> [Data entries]

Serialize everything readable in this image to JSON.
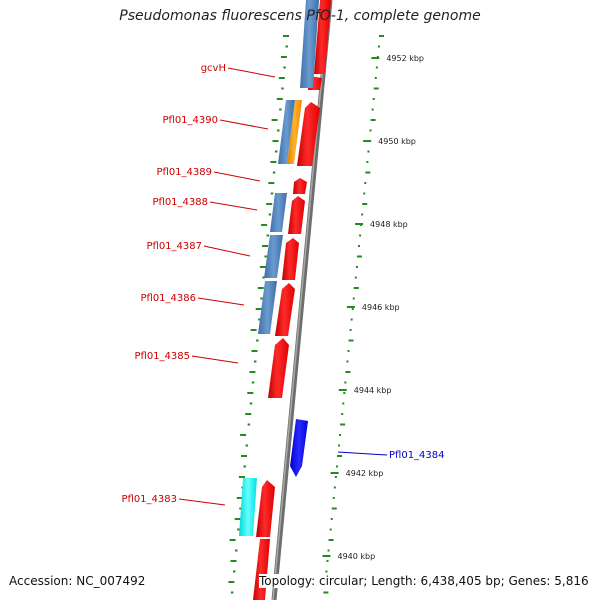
{
  "title": "Pseudomonas fluorescens PfO-1, complete genome",
  "footer": {
    "accession": "Accession: NC_007492",
    "summary": "Topology: circular; Length: 6,438,405 bp; Genes: 5,816"
  },
  "colors": {
    "backbone": "#808080",
    "cds_red": "#ff0000",
    "steelblue": "#4f86c0",
    "orange": "#ff9a00",
    "cyan": "#00ffff",
    "blue": "#0000ff",
    "gc_green": "#228b22",
    "label_red": "#cc0000",
    "label_blue": "#0000cc"
  },
  "scale_labels": [
    {
      "text": "4952 kbp",
      "kbp": 4952
    },
    {
      "text": "4950 kbp",
      "kbp": 4950
    },
    {
      "text": "4948 kbp",
      "kbp": 4948
    },
    {
      "text": "4946 kbp",
      "kbp": 4946
    },
    {
      "text": "4944 kbp",
      "kbp": 4944
    },
    {
      "text": "4942 kbp",
      "kbp": 4942
    },
    {
      "text": "4940 kbp",
      "kbp": 4940
    }
  ],
  "gene_labels": [
    {
      "text": "gcvH",
      "color": "red"
    },
    {
      "text": "Pfl01_4390",
      "color": "red"
    },
    {
      "text": "Pfl01_4389",
      "color": "red"
    },
    {
      "text": "Pfl01_4388",
      "color": "red"
    },
    {
      "text": "Pfl01_4387",
      "color": "red"
    },
    {
      "text": "Pfl01_4386",
      "color": "red"
    },
    {
      "text": "Pfl01_4385",
      "color": "red"
    },
    {
      "text": "Pfl01_4384",
      "color": "blue"
    },
    {
      "text": "Pfl01_4383",
      "color": "red"
    }
  ]
}
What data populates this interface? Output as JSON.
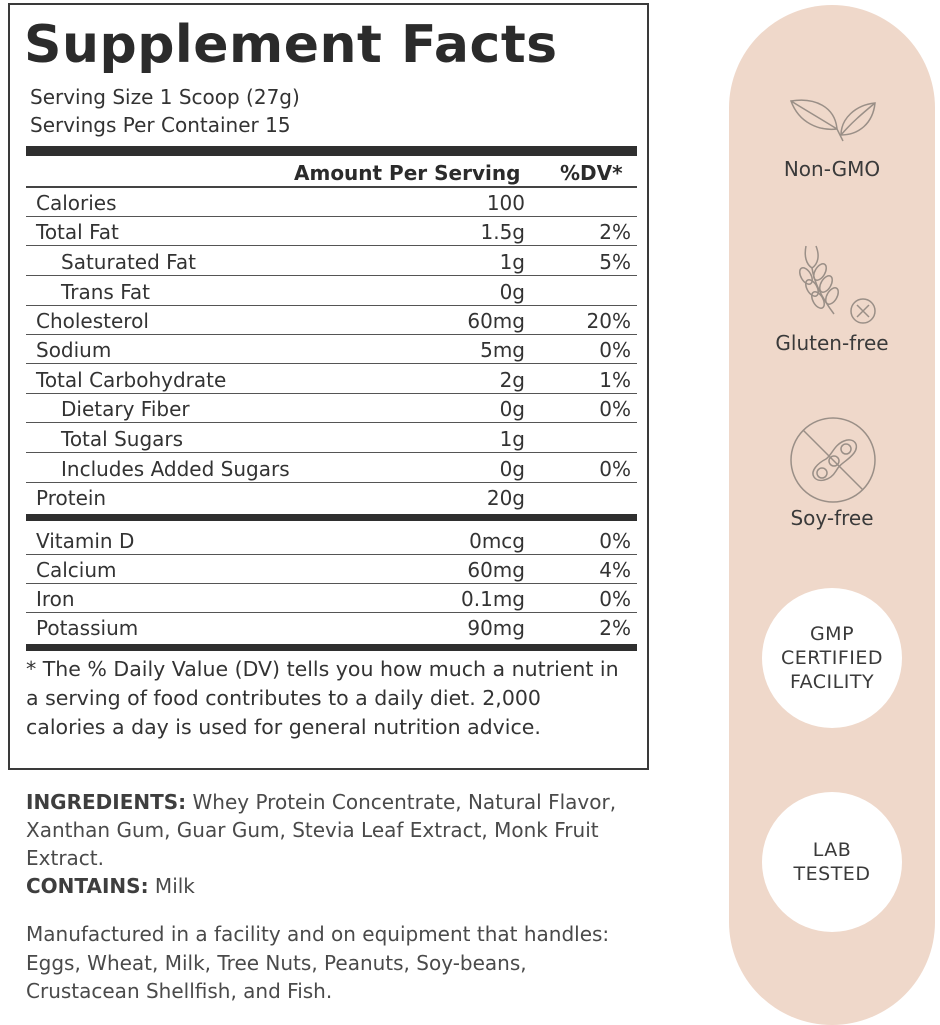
{
  "facts": {
    "title": "Supplement Facts",
    "serving_size": "Serving Size 1 Scoop (27g)",
    "servings_per_container": "Servings Per Container 15",
    "header_amount": "Amount Per Serving",
    "header_dv": "%DV*",
    "nutrients": [
      {
        "name": "Calories",
        "amount": "100",
        "dv": ""
      },
      {
        "name": "Total Fat",
        "amount": "1.5g",
        "dv": "2%"
      },
      {
        "name": "Saturated Fat",
        "amount": "1g",
        "dv": "5%"
      },
      {
        "name": "Trans Fat",
        "amount": "0g",
        "dv": ""
      },
      {
        "name": "Cholesterol",
        "amount": "60mg",
        "dv": "20%"
      },
      {
        "name": "Sodium",
        "amount": "5mg",
        "dv": "0%"
      },
      {
        "name": "Total Carbohydrate",
        "amount": "2g",
        "dv": "1%"
      },
      {
        "name": "Dietary Fiber",
        "amount": "0g",
        "dv": "0%"
      },
      {
        "name": "Total Sugars",
        "amount": "1g",
        "dv": ""
      },
      {
        "name": "Includes Added Sugars",
        "amount": "0g",
        "dv": "0%"
      },
      {
        "name": "Protein",
        "amount": "20g",
        "dv": ""
      }
    ],
    "vitamins": [
      {
        "name": "Vitamin D",
        "amount": "0mcg",
        "dv": "0%"
      },
      {
        "name": "Calcium",
        "amount": "60mg",
        "dv": "4%"
      },
      {
        "name": "Iron",
        "amount": "0.1mg",
        "dv": "0%"
      },
      {
        "name": "Potassium",
        "amount": "90mg",
        "dv": "2%"
      }
    ],
    "footnote": "* The % Daily Value (DV) tells you how much a nutrient in a serving of food contributes to a daily diet. 2,000 calories a day is used for general nutrition advice."
  },
  "ingredients": {
    "label": "INGREDIENTS:",
    "text": " Whey Protein Concentrate, Natural Flavor, Xanthan Gum, Guar Gum, Stevia Leaf Extract, Monk Fruit Extract.",
    "contains_label": "CONTAINS:",
    "contains_text": " Milk",
    "manufacturing": "Manufactured in a facility and on equipment that handles: Eggs, Wheat, Milk, Tree Nuts, Peanuts, Soy-beans, Crustacean Shellfish, and Fish."
  },
  "badges": {
    "pill_color": "#efd8ca",
    "non_gmo": "Non-GMO",
    "gluten_free": "Gluten-free",
    "soy_free": "Soy-free",
    "gmp": [
      "GMP",
      "CERTIFIED",
      "FACILITY"
    ],
    "lab": [
      "LAB",
      "TESTED"
    ],
    "icons": [
      "leaves-icon",
      "wheat-crossed-icon",
      "soybean-crossed-icon"
    ]
  }
}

> [EXERCISE INSTRUCTIONS] Every record above must be copied exactly, and no picture may appear in the copy.

> [SOLVED EXERCISE]
Serialize everything readable in this image to JSON.
{
  "title": "Pseudomonas fluorescens PfO-1, complete genome",
  "footer": {
    "accession": "Accession: NC_007492",
    "summary": "Topology: circular; Length: 6,438,405 bp; Genes: 5,816"
  },
  "colors": {
    "backbone": "#808080",
    "cds_red": "#ff0000",
    "steelblue": "#4f86c0",
    "orange": "#ff9a00",
    "cyan": "#00ffff",
    "blue": "#0000ff",
    "gc_green": "#228b22",
    "label_red": "#cc0000",
    "label_blue": "#0000cc"
  },
  "scale_labels": [
    {
      "text": "4952 kbp",
      "kbp": 4952
    },
    {
      "text": "4950 kbp",
      "kbp": 4950
    },
    {
      "text": "4948 kbp",
      "kbp": 4948
    },
    {
      "text": "4946 kbp",
      "kbp": 4946
    },
    {
      "text": "4944 kbp",
      "kbp": 4944
    },
    {
      "text": "4942 kbp",
      "kbp": 4942
    },
    {
      "text": "4940 kbp",
      "kbp": 4940
    }
  ],
  "gene_labels": [
    {
      "text": "gcvH",
      "color": "red"
    },
    {
      "text": "Pfl01_4390",
      "color": "red"
    },
    {
      "text": "Pfl01_4389",
      "color": "red"
    },
    {
      "text": "Pfl01_4388",
      "color": "red"
    },
    {
      "text": "Pfl01_4387",
      "color": "red"
    },
    {
      "text": "Pfl01_4386",
      "color": "red"
    },
    {
      "text": "Pfl01_4385",
      "color": "red"
    },
    {
      "text": "Pfl01_4384",
      "color": "blue"
    },
    {
      "text": "Pfl01_4383",
      "color": "red"
    }
  ]
}
What data populates this interface? Output as JSON.
{
  "facts": {
    "title": "Supplement Facts",
    "serving_size": "Serving Size 1 Scoop (27g)",
    "servings_per_container": "Servings Per Container 15",
    "header_amount": "Amount Per Serving",
    "header_dv": "%DV*",
    "nutrients": [
      {
        "name": "Calories",
        "amount": "100",
        "dv": ""
      },
      {
        "name": "Total Fat",
        "amount": "1.5g",
        "dv": "2%"
      },
      {
        "name": "Saturated Fat",
        "amount": "1g",
        "dv": "5%"
      },
      {
        "name": "Trans Fat",
        "amount": "0g",
        "dv": ""
      },
      {
        "name": "Cholesterol",
        "amount": "60mg",
        "dv": "20%"
      },
      {
        "name": "Sodium",
        "amount": "5mg",
        "dv": "0%"
      },
      {
        "name": "Total Carbohydrate",
        "amount": "2g",
        "dv": "1%"
      },
      {
        "name": "Dietary Fiber",
        "amount": "0g",
        "dv": "0%"
      },
      {
        "name": "Total Sugars",
        "amount": "1g",
        "dv": ""
      },
      {
        "name": "Includes Added Sugars",
        "amount": "0g",
        "dv": "0%"
      },
      {
        "name": "Protein",
        "amount": "20g",
        "dv": ""
      }
    ],
    "vitamins": [
      {
        "name": "Vitamin D",
        "amount": "0mcg",
        "dv": "0%"
      },
      {
        "name": "Calcium",
        "amount": "60mg",
        "dv": "4%"
      },
      {
        "name": "Iron",
        "amount": "0.1mg",
        "dv": "0%"
      },
      {
        "name": "Potassium",
        "amount": "90mg",
        "dv": "2%"
      }
    ],
    "footnote": "* The % Daily Value (DV) tells you how much a nutrient in a serving of food contributes to a daily diet. 2,000 calories a day is used for general nutrition advice."
  },
  "ingredients": {
    "label": "INGREDIENTS:",
    "text": " Whey Protein Concentrate, Natural Flavor, Xanthan Gum, Guar Gum, Stevia Leaf Extract, Monk Fruit Extract.",
    "contains_label": "CONTAINS:",
    "contains_text": " Milk",
    "manufacturing": "Manufactured in a facility and on equipment that handles: Eggs, Wheat, Milk, Tree Nuts, Peanuts, Soy-beans, Crustacean Shellfish, and Fish."
  },
  "badges": {
    "pill_color": "#efd8ca",
    "non_gmo": "Non-GMO",
    "gluten_free": "Gluten-free",
    "soy_free": "Soy-free",
    "gmp": [
      "GMP",
      "CERTIFIED",
      "FACILITY"
    ],
    "lab": [
      "LAB",
      "TESTED"
    ],
    "icons": [
      "leaves-icon",
      "wheat-crossed-icon",
      "soybean-crossed-icon"
    ]
  }
}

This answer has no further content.